Set down each entry exactly as given; pictures should not appear in the copy.

Dataset listings of figures:
»»

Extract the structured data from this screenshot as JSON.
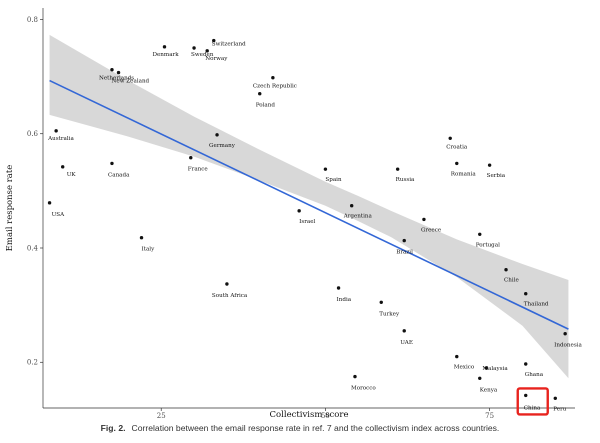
{
  "chart_data": {
    "type": "scatter",
    "xlabel": "Collectivism score",
    "ylabel": "Email response rate",
    "xlim": [
      7,
      88
    ],
    "ylim": [
      0.12,
      0.82
    ],
    "x_ticks": [
      25,
      50,
      75
    ],
    "y_ticks": [
      0.2,
      0.4,
      0.6,
      0.8
    ],
    "tick_labels_x": [
      "25",
      "50",
      "75"
    ],
    "tick_labels_y": [
      "0.2",
      "0.4",
      "0.6",
      "0.8"
    ],
    "grid": false,
    "points": [
      {
        "label": "Denmark",
        "x": 25.5,
        "y": 0.752
      },
      {
        "label": "Switzerland",
        "x": 33,
        "y": 0.763
      },
      {
        "label": "Sweden",
        "x": 30,
        "y": 0.75
      },
      {
        "label": "Norway",
        "x": 32,
        "y": 0.745
      },
      {
        "label": "Netherlands",
        "x": 17.5,
        "y": 0.712
      },
      {
        "label": "New Zealand",
        "x": 18.5,
        "y": 0.707
      },
      {
        "label": "Czech Republic",
        "x": 42,
        "y": 0.698
      },
      {
        "label": "Poland",
        "x": 40,
        "y": 0.67
      },
      {
        "label": "Australia",
        "x": 9,
        "y": 0.605
      },
      {
        "label": "Germany",
        "x": 33.5,
        "y": 0.598
      },
      {
        "label": "Croatia",
        "x": 69,
        "y": 0.592
      },
      {
        "label": "UK",
        "x": 10,
        "y": 0.542
      },
      {
        "label": "Canada",
        "x": 17.5,
        "y": 0.548
      },
      {
        "label": "France",
        "x": 29.5,
        "y": 0.558
      },
      {
        "label": "Spain",
        "x": 50,
        "y": 0.538
      },
      {
        "label": "Russia",
        "x": 61,
        "y": 0.538
      },
      {
        "label": "Romania",
        "x": 70,
        "y": 0.548
      },
      {
        "label": "Serbia",
        "x": 75,
        "y": 0.545
      },
      {
        "label": "USA",
        "x": 8,
        "y": 0.479
      },
      {
        "label": "Argentina",
        "x": 54,
        "y": 0.474
      },
      {
        "label": "Israel",
        "x": 46,
        "y": 0.465
      },
      {
        "label": "Greece",
        "x": 65,
        "y": 0.45
      },
      {
        "label": "Portugal",
        "x": 73.5,
        "y": 0.424
      },
      {
        "label": "Italy",
        "x": 22,
        "y": 0.418
      },
      {
        "label": "Brazil",
        "x": 62,
        "y": 0.413
      },
      {
        "label": "Chile",
        "x": 77.5,
        "y": 0.362
      },
      {
        "label": "South Africa",
        "x": 35,
        "y": 0.337
      },
      {
        "label": "India",
        "x": 52,
        "y": 0.33
      },
      {
        "label": "Thailand",
        "x": 80.5,
        "y": 0.32
      },
      {
        "label": "Turkey",
        "x": 58.5,
        "y": 0.305
      },
      {
        "label": "UAE",
        "x": 62,
        "y": 0.255
      },
      {
        "label": "Indonesia",
        "x": 86.5,
        "y": 0.25
      },
      {
        "label": "Mexico",
        "x": 70,
        "y": 0.21
      },
      {
        "label": "Ghana",
        "x": 80.5,
        "y": 0.197
      },
      {
        "label": "Malaysia",
        "x": 74.5,
        "y": 0.19
      },
      {
        "label": "Kenya",
        "x": 73.5,
        "y": 0.172
      },
      {
        "label": "Morocco",
        "x": 54.5,
        "y": 0.175
      },
      {
        "label": "China",
        "x": 80.5,
        "y": 0.142
      },
      {
        "label": "Peru",
        "x": 85,
        "y": 0.137
      }
    ],
    "trend": {
      "x": [
        8,
        87
      ],
      "y": [
        0.693,
        0.258
      ]
    },
    "confidence_band": {
      "x": [
        8,
        20,
        30,
        40,
        50,
        55,
        60,
        70,
        80,
        87
      ],
      "lower": [
        0.633,
        0.595,
        0.56,
        0.518,
        0.474,
        0.447,
        0.419,
        0.349,
        0.264,
        0.172
      ],
      "upper": [
        0.773,
        0.693,
        0.63,
        0.572,
        0.516,
        0.491,
        0.465,
        0.415,
        0.372,
        0.344
      ]
    },
    "highlight": {
      "label": "China",
      "color": "#e8231e"
    },
    "colors": {
      "points": "#111111",
      "trend": "#3367d6",
      "band": "#d4d4d4",
      "axis": "#333333"
    }
  },
  "caption": {
    "label": "Fig. 2.",
    "text": "Correlation between the email response rate in ref. 7 and the collectivism index across countries."
  }
}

««

▶ [Response to the task]:
Extract the structured data from this screenshot as JSON.
{
  "chart_data": {
    "type": "scatter",
    "xlabel": "Collectivism score",
    "ylabel": "Email response rate",
    "xlim": [
      7,
      88
    ],
    "ylim": [
      0.12,
      0.82
    ],
    "x_ticks": [
      25,
      50,
      75
    ],
    "y_ticks": [
      0.2,
      0.4,
      0.6,
      0.8
    ],
    "tick_labels_x": [
      "25",
      "50",
      "75"
    ],
    "tick_labels_y": [
      "0.2",
      "0.4",
      "0.6",
      "0.8"
    ],
    "grid": false,
    "points": [
      {
        "label": "Denmark",
        "x": 25.5,
        "y": 0.752
      },
      {
        "label": "Switzerland",
        "x": 33,
        "y": 0.763
      },
      {
        "label": "Sweden",
        "x": 30,
        "y": 0.75
      },
      {
        "label": "Norway",
        "x": 32,
        "y": 0.745
      },
      {
        "label": "Netherlands",
        "x": 17.5,
        "y": 0.712
      },
      {
        "label": "New Zealand",
        "x": 18.5,
        "y": 0.707
      },
      {
        "label": "Czech Republic",
        "x": 42,
        "y": 0.698
      },
      {
        "label": "Poland",
        "x": 40,
        "y": 0.67
      },
      {
        "label": "Australia",
        "x": 9,
        "y": 0.605
      },
      {
        "label": "Germany",
        "x": 33.5,
        "y": 0.598
      },
      {
        "label": "Croatia",
        "x": 69,
        "y": 0.592
      },
      {
        "label": "UK",
        "x": 10,
        "y": 0.542
      },
      {
        "label": "Canada",
        "x": 17.5,
        "y": 0.548
      },
      {
        "label": "France",
        "x": 29.5,
        "y": 0.558
      },
      {
        "label": "Spain",
        "x": 50,
        "y": 0.538
      },
      {
        "label": "Russia",
        "x": 61,
        "y": 0.538
      },
      {
        "label": "Romania",
        "x": 70,
        "y": 0.548
      },
      {
        "label": "Serbia",
        "x": 75,
        "y": 0.545
      },
      {
        "label": "USA",
        "x": 8,
        "y": 0.479
      },
      {
        "label": "Argentina",
        "x": 54,
        "y": 0.474
      },
      {
        "label": "Israel",
        "x": 46,
        "y": 0.465
      },
      {
        "label": "Greece",
        "x": 65,
        "y": 0.45
      },
      {
        "label": "Portugal",
        "x": 73.5,
        "y": 0.424
      },
      {
        "label": "Italy",
        "x": 22,
        "y": 0.418
      },
      {
        "label": "Brazil",
        "x": 62,
        "y": 0.413
      },
      {
        "label": "Chile",
        "x": 77.5,
        "y": 0.362
      },
      {
        "label": "South Africa",
        "x": 35,
        "y": 0.337
      },
      {
        "label": "India",
        "x": 52,
        "y": 0.33
      },
      {
        "label": "Thailand",
        "x": 80.5,
        "y": 0.32
      },
      {
        "label": "Turkey",
        "x": 58.5,
        "y": 0.305
      },
      {
        "label": "UAE",
        "x": 62,
        "y": 0.255
      },
      {
        "label": "Indonesia",
        "x": 86.5,
        "y": 0.25
      },
      {
        "label": "Mexico",
        "x": 70,
        "y": 0.21
      },
      {
        "label": "Ghana",
        "x": 80.5,
        "y": 0.197
      },
      {
        "label": "Malaysia",
        "x": 74.5,
        "y": 0.19
      },
      {
        "label": "Kenya",
        "x": 73.5,
        "y": 0.172
      },
      {
        "label": "Morocco",
        "x": 54.5,
        "y": 0.175
      },
      {
        "label": "China",
        "x": 80.5,
        "y": 0.142
      },
      {
        "label": "Peru",
        "x": 85,
        "y": 0.137
      }
    ],
    "trend": {
      "x": [
        8,
        87
      ],
      "y": [
        0.693,
        0.258
      ]
    },
    "confidence_band": {
      "x": [
        8,
        20,
        30,
        40,
        50,
        55,
        60,
        70,
        80,
        87
      ],
      "lower": [
        0.633,
        0.595,
        0.56,
        0.518,
        0.474,
        0.447,
        0.419,
        0.349,
        0.264,
        0.172
      ],
      "upper": [
        0.773,
        0.693,
        0.63,
        0.572,
        0.516,
        0.491,
        0.465,
        0.415,
        0.372,
        0.344
      ]
    },
    "highlight": {
      "label": "China",
      "color": "#e8231e"
    },
    "colors": {
      "points": "#111111",
      "trend": "#3367d6",
      "band": "#d4d4d4",
      "axis": "#333333"
    }
  },
  "caption": {
    "label": "Fig. 2.",
    "text": "Correlation between the email response rate in ref. 7 and the collectivism index across countries."
  }
}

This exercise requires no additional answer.